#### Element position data
★ ★ ★ ★

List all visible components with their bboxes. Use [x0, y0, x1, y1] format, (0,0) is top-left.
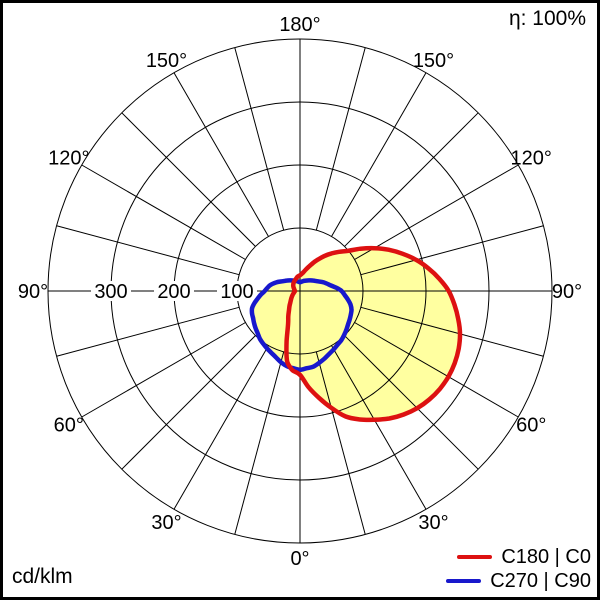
- efficiency-label: η: 100%: [508, 7, 586, 30]
- legend-label-c270-c90: C270 | C90: [490, 569, 591, 592]
- legend-swatch-red-line-icon: [457, 555, 493, 559]
- grid-spoke: [360, 306, 544, 357]
- series-curve-1: [249, 278, 354, 373]
- angle-label-150: 150°: [413, 50, 454, 72]
- grid-spoke: [56, 225, 240, 276]
- radial-tick-label-bg: [217, 281, 257, 301]
- grid-spoke: [173, 345, 269, 510]
- angle-label-90-left: 90°: [18, 281, 48, 303]
- angle-label-150-left: 150°: [146, 50, 187, 72]
- legend-item-c270-c90: C270 | C90: [446, 569, 591, 593]
- angle-label-60: 60°: [516, 415, 546, 437]
- grid-spoke: [81, 164, 246, 260]
- legend-swatch-blue-line-icon: [446, 579, 482, 583]
- angle-label-30: 30°: [418, 512, 448, 534]
- radial-tick-label: 100: [220, 281, 253, 303]
- grid-spoke: [360, 225, 544, 276]
- radial-tick-label: 200: [157, 281, 190, 303]
- grid-spoke: [173, 72, 269, 237]
- angle-label-180: 180°: [279, 14, 320, 36]
- grid-spoke: [121, 112, 256, 247]
- series-fill-1: [251, 280, 352, 370]
- angle-label-120: 120°: [511, 148, 552, 170]
- grid-spoke: [354, 164, 519, 260]
- grid-spoke: [344, 335, 479, 470]
- grid-spoke: [121, 335, 256, 470]
- series-curve-0: [284, 245, 463, 423]
- radial-tick-label-bg: [154, 281, 194, 301]
- angle-label-60-left: 60°: [54, 415, 84, 437]
- angle-label-30-left: 30°: [151, 512, 181, 534]
- grid-spoke: [56, 306, 240, 357]
- grid-spoke: [234, 351, 285, 535]
- grid-spoke: [331, 345, 427, 510]
- grid-spoke: [331, 72, 427, 237]
- grid-spoke: [315, 47, 366, 231]
- legend-label-c180-c0: C180 | C0: [501, 545, 591, 568]
- legend: C180 | C0 C270 | C90: [446, 545, 591, 593]
- angle-label-90: 90°: [552, 281, 582, 303]
- unit-label: cd/klm: [12, 565, 73, 588]
- legend-item-c180-c0: C180 | C0: [457, 545, 591, 569]
- grid-spoke: [344, 112, 479, 247]
- radial-tick-label-bg: [91, 281, 131, 301]
- angle-label-120-left: 120°: [48, 148, 89, 170]
- grid-spoke: [234, 47, 285, 231]
- grid-spoke: [81, 322, 246, 418]
- grid-spoke: [315, 351, 366, 535]
- grid-spoke: [354, 322, 519, 418]
- angle-label-0: 0°: [290, 548, 309, 570]
- radial-tick-label: 300: [94, 281, 127, 303]
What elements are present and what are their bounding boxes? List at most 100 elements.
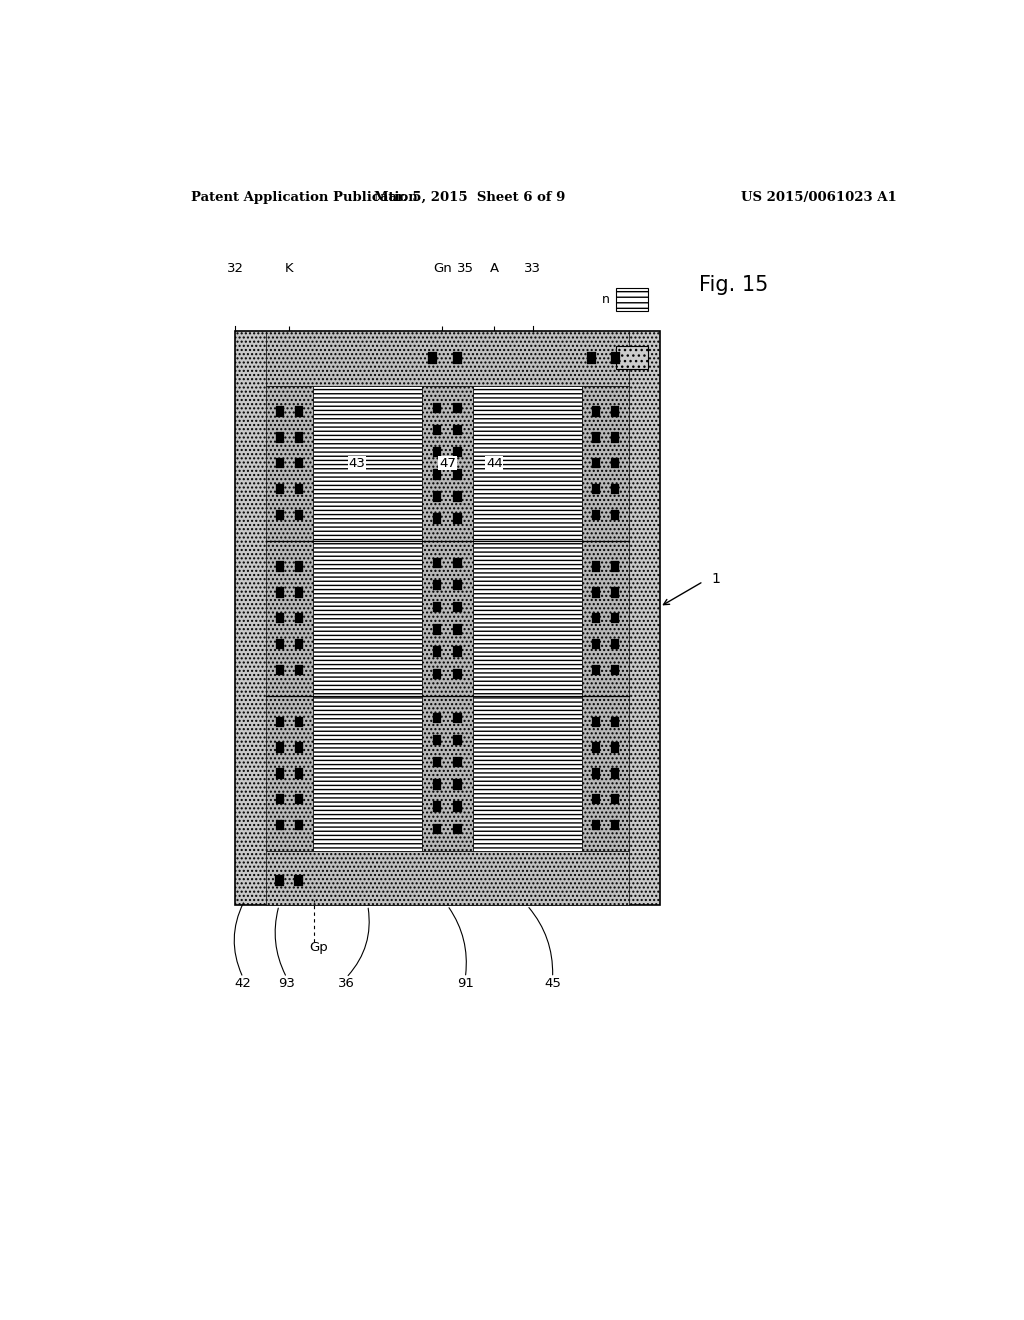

★ ★ ★ ★

#### WHAT THIS TASK INVOLVES
Copy the listing above word for word, covering every line, but leave the pictures out.

#### RESPONSE TO THE EXERCISE
List all visible components with their bboxes. Use [x0, y0, x1, y1] format, (0,0) is top-left.
- efficiency-label: η: 100%: [508, 7, 586, 30]
- legend-label-c270-c90: C270 | C90: [490, 569, 591, 592]
- legend-swatch-red-line-icon: [457, 555, 493, 559]
- grid-spoke: [360, 306, 544, 357]
- series-curve-1: [249, 278, 354, 373]
- angle-label-150: 150°: [413, 50, 454, 72]
- grid-spoke: [56, 225, 240, 276]
- radial-tick-label-bg: [217, 281, 257, 301]
- grid-spoke: [173, 345, 269, 510]
- angle-label-90-left: 90°: [18, 281, 48, 303]
- angle-label-150-left: 150°: [146, 50, 187, 72]
- legend-item-c270-c90: C270 | C90: [446, 569, 591, 593]
- angle-label-60: 60°: [516, 415, 546, 437]
- grid-spoke: [81, 164, 246, 260]
- legend-swatch-blue-line-icon: [446, 579, 482, 583]
- angle-label-30: 30°: [418, 512, 448, 534]
- radial-tick-label: 100: [220, 281, 253, 303]
- grid-spoke: [360, 225, 544, 276]
- radial-tick-label: 200: [157, 281, 190, 303]
- grid-spoke: [173, 72, 269, 237]
- angle-label-180: 180°: [279, 14, 320, 36]
- grid-spoke: [121, 112, 256, 247]
- series-fill-1: [251, 280, 352, 370]
- angle-label-120: 120°: [511, 148, 552, 170]
- grid-spoke: [354, 164, 519, 260]
- grid-spoke: [344, 335, 479, 470]
- grid-spoke: [121, 335, 256, 470]
- series-curve-0: [284, 245, 463, 423]
- radial-tick-label-bg: [154, 281, 194, 301]
- angle-label-60-left: 60°: [54, 415, 84, 437]
- angle-label-30-left: 30°: [151, 512, 181, 534]
- grid-spoke: [56, 306, 240, 357]
- grid-spoke: [234, 351, 285, 535]
- grid-spoke: [331, 345, 427, 510]
- grid-spoke: [331, 72, 427, 237]
- grid-spoke: [315, 47, 366, 231]
- legend-label-c180-c0: C180 | C0: [501, 545, 591, 568]
- legend: C180 | C0 C270 | C90: [446, 545, 591, 593]
- angle-label-90: 90°: [552, 281, 582, 303]
- unit-label: cd/klm: [12, 565, 73, 588]
- legend-item-c180-c0: C180 | C0: [457, 545, 591, 569]
- grid-spoke: [344, 112, 479, 247]
- radial-tick-label-bg: [91, 281, 131, 301]
- angle-label-120-left: 120°: [48, 148, 89, 170]
- grid-spoke: [234, 47, 285, 231]
- grid-spoke: [81, 322, 246, 418]
- grid-spoke: [315, 351, 366, 535]
- grid-spoke: [354, 322, 519, 418]
- angle-label-0: 0°: [290, 548, 309, 570]
- radial-tick-label: 300: [94, 281, 127, 303]
What elements are present and what are their bounding boxes? List at most 100 elements.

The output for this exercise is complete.